• [Information provided]:
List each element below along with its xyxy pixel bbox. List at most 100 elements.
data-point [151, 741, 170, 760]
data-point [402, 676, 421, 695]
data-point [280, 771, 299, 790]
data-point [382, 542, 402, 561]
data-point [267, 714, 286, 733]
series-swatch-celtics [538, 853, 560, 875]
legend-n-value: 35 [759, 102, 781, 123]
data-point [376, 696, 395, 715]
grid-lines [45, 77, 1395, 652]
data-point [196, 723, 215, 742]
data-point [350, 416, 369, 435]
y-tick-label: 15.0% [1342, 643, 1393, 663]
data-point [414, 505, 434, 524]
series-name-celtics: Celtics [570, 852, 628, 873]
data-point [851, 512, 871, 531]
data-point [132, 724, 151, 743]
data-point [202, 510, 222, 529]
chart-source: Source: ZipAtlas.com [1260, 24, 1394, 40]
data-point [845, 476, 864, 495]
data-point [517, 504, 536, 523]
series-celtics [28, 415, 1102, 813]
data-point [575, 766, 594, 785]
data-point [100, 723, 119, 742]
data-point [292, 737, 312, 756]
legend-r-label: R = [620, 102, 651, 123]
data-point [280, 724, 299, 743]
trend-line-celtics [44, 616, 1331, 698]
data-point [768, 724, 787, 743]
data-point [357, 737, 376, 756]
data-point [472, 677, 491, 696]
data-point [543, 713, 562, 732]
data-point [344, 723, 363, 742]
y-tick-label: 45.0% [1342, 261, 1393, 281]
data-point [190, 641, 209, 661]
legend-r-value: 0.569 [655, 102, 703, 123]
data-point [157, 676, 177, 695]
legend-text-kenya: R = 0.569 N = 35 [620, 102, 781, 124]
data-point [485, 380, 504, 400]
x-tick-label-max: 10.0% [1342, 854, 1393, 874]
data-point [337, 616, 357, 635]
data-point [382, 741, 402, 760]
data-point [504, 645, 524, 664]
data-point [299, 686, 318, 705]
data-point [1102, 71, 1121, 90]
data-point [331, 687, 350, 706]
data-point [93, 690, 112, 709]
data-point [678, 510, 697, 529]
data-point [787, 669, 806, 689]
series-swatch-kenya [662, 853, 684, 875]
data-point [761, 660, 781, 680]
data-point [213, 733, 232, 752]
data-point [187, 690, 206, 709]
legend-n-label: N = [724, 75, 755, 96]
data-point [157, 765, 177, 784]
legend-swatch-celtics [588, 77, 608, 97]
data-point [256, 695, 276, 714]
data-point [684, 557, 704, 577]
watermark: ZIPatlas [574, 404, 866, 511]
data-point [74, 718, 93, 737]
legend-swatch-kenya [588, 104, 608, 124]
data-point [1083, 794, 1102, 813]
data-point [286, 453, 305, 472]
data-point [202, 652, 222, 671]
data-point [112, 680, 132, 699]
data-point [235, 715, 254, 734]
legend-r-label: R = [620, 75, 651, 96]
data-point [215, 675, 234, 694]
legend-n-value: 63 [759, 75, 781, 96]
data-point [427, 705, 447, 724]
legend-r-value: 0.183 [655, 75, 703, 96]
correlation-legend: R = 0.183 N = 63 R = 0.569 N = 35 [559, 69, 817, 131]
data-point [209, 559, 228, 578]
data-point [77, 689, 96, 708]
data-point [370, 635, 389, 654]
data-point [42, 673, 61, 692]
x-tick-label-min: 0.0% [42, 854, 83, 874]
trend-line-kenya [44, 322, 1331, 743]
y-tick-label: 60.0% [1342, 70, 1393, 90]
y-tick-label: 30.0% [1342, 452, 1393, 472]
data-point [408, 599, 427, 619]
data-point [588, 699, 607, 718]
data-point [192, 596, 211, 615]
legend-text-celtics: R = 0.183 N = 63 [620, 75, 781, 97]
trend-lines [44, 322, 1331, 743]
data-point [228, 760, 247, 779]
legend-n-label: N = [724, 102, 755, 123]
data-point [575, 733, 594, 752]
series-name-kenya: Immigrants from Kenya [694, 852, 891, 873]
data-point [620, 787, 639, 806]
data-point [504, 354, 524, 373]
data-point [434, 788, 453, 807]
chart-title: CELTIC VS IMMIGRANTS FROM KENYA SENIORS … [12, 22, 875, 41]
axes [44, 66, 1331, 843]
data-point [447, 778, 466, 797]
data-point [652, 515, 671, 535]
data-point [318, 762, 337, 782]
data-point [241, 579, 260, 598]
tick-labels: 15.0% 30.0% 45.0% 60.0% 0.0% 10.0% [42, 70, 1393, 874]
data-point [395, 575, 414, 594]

• [Work to complete]:
Could you return every line of the listing above unchanged, in its original order?

• [Right answer]:
List each element below along with its xyxy pixel bbox. List at most 100 elements.
data-point [151, 741, 170, 760]
data-point [402, 676, 421, 695]
data-point [280, 771, 299, 790]
data-point [382, 542, 402, 561]
data-point [267, 714, 286, 733]
series-swatch-celtics [538, 853, 560, 875]
legend-n-value: 35 [759, 102, 781, 123]
data-point [376, 696, 395, 715]
grid-lines [45, 77, 1395, 652]
data-point [196, 723, 215, 742]
data-point [350, 416, 369, 435]
y-tick-label: 15.0% [1342, 643, 1393, 663]
data-point [414, 505, 434, 524]
series-name-celtics: Celtics [570, 852, 628, 873]
data-point [851, 512, 871, 531]
data-point [132, 724, 151, 743]
data-point [202, 510, 222, 529]
chart-source: Source: ZipAtlas.com [1260, 24, 1394, 40]
data-point [845, 476, 864, 495]
data-point [517, 504, 536, 523]
series-celtics [28, 415, 1102, 813]
data-point [575, 766, 594, 785]
data-point [100, 723, 119, 742]
data-point [292, 737, 312, 756]
legend-r-label: R = [620, 102, 651, 123]
data-point [280, 724, 299, 743]
trend-line-celtics [44, 616, 1331, 698]
data-point [768, 724, 787, 743]
data-point [357, 737, 376, 756]
data-point [472, 677, 491, 696]
data-point [543, 713, 562, 732]
data-point [344, 723, 363, 742]
y-tick-label: 45.0% [1342, 261, 1393, 281]
data-point [190, 641, 209, 661]
legend-r-value: 0.569 [655, 102, 703, 123]
data-point [157, 676, 177, 695]
legend-text-kenya: R = 0.569 N = 35 [620, 102, 781, 124]
data-point [485, 380, 504, 400]
x-tick-label-max: 10.0% [1342, 854, 1393, 874]
data-point [337, 616, 357, 635]
data-point [382, 741, 402, 760]
data-point [504, 645, 524, 664]
data-point [299, 686, 318, 705]
data-point [1102, 71, 1121, 90]
data-point [331, 687, 350, 706]
data-point [93, 690, 112, 709]
data-point [678, 510, 697, 529]
data-point [787, 669, 806, 689]
series-swatch-kenya [662, 853, 684, 875]
data-point [761, 660, 781, 680]
data-point [213, 733, 232, 752]
data-point [187, 690, 206, 709]
legend-n-label: N = [724, 75, 755, 96]
data-point [157, 765, 177, 784]
legend-swatch-celtics [588, 77, 608, 97]
data-point [256, 695, 276, 714]
data-point [684, 557, 704, 577]
watermark: ZIPatlas [574, 404, 866, 511]
data-point [74, 718, 93, 737]
legend-swatch-kenya [588, 104, 608, 124]
data-point [1083, 794, 1102, 813]
data-point [286, 453, 305, 472]
data-point [202, 652, 222, 671]
data-point [112, 680, 132, 699]
data-point [235, 715, 254, 734]
legend-r-label: R = [620, 75, 651, 96]
data-point [215, 675, 234, 694]
legend-n-value: 63 [759, 75, 781, 96]
data-point [427, 705, 447, 724]
legend-r-value: 0.183 [655, 75, 703, 96]
correlation-legend: R = 0.183 N = 63 R = 0.569 N = 35 [559, 69, 817, 131]
data-point [209, 559, 228, 578]
data-point [77, 689, 96, 708]
data-point [370, 635, 389, 654]
data-point [42, 673, 61, 692]
x-tick-label-min: 0.0% [42, 854, 83, 874]
trend-line-kenya [44, 322, 1331, 743]
y-tick-label: 60.0% [1342, 70, 1393, 90]
y-tick-label: 30.0% [1342, 452, 1393, 472]
data-point [408, 599, 427, 619]
data-point [588, 699, 607, 718]
data-point [192, 596, 211, 615]
legend-text-celtics: R = 0.183 N = 63 [620, 75, 781, 97]
trend-lines [44, 322, 1331, 743]
data-point [228, 760, 247, 779]
legend-n-label: N = [724, 102, 755, 123]
data-point [575, 733, 594, 752]
series-name-kenya: Immigrants from Kenya [694, 852, 891, 873]
data-point [620, 787, 639, 806]
data-point [504, 354, 524, 373]
data-point [434, 788, 453, 807]
chart-title: CELTIC VS IMMIGRANTS FROM KENYA SENIORS … [12, 22, 875, 41]
axes [44, 66, 1331, 843]
data-point [447, 778, 466, 797]
data-point [652, 515, 671, 535]
data-point [318, 762, 337, 782]
data-point [241, 579, 260, 598]
tick-labels: 15.0% 30.0% 45.0% 60.0% 0.0% 10.0% [42, 70, 1393, 874]
data-point [395, 575, 414, 594]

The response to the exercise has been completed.